◆ What is needed
Please reproduce every record, keeping each one exactly as written.

◆ Available data
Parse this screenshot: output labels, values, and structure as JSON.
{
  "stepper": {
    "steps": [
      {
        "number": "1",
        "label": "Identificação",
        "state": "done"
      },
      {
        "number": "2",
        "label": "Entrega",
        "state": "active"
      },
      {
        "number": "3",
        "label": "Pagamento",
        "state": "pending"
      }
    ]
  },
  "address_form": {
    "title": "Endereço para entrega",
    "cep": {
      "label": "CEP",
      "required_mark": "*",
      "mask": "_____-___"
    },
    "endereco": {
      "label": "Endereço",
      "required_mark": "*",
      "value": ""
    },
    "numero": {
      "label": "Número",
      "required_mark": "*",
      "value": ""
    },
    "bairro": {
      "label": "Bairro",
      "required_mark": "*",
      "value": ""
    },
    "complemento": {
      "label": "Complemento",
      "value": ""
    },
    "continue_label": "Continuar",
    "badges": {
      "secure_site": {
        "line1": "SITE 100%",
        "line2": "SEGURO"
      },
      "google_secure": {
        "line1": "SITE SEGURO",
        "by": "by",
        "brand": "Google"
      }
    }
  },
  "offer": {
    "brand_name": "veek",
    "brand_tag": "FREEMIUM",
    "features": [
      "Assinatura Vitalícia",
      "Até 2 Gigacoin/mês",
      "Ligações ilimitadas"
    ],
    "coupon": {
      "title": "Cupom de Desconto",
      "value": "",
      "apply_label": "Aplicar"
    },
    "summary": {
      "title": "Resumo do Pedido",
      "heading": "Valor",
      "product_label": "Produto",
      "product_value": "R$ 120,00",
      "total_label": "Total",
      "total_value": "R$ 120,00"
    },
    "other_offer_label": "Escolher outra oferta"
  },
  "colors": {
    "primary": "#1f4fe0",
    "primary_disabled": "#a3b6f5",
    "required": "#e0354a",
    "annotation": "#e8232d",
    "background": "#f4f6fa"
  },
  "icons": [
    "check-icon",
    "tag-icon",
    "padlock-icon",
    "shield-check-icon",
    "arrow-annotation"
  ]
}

◆ Written response
Parse this screenshot: output labels, values, and structure as JSON.
{
  "stepper": {
    "steps": [
      {
        "number": "1",
        "label": "Identificação",
        "state": "done"
      },
      {
        "number": "2",
        "label": "Entrega",
        "state": "active"
      },
      {
        "number": "3",
        "label": "Pagamento",
        "state": "pending"
      }
    ]
  },
  "address_form": {
    "title": "Endereço para entrega",
    "cep": {
      "label": "CEP",
      "required_mark": "*",
      "mask": "_____-___"
    },
    "endereco": {
      "label": "Endereço",
      "required_mark": "*",
      "value": ""
    },
    "numero": {
      "label": "Número",
      "required_mark": "*",
      "value": ""
    },
    "bairro": {
      "label": "Bairro",
      "required_mark": "*",
      "value": ""
    },
    "complemento": {
      "label": "Complemento",
      "value": ""
    },
    "continue_label": "Continuar",
    "badges": {
      "secure_site": {
        "line1": "SITE 100%",
        "line2": "SEGURO"
      },
      "google_secure": {
        "line1": "SITE SEGURO",
        "by": "by",
        "brand": "Google"
      }
    }
  },
  "offer": {
    "brand_name": "veek",
    "brand_tag": "FREEMIUM",
    "features": [
      "Assinatura Vitalícia",
      "Até 2 Gigacoin/mês",
      "Ligações ilimitadas"
    ],
    "coupon": {
      "title": "Cupom de Desconto",
      "value": "",
      "apply_label": "Aplicar"
    },
    "summary": {
      "title": "Resumo do Pedido",
      "heading": "Valor",
      "product_label": "Produto",
      "product_value": "R$ 120,00",
      "total_label": "Total",
      "total_value": "R$ 120,00"
    },
    "other_offer_label": "Escolher outra oferta"
  },
  "colors": {
    "primary": "#1f4fe0",
    "primary_disabled": "#a3b6f5",
    "required": "#e0354a",
    "annotation": "#e8232d",
    "background": "#f4f6fa"
  },
  "icons": [
    "check-icon",
    "tag-icon",
    "padlock-icon",
    "shield-check-icon",
    "arrow-annotation"
  ]
}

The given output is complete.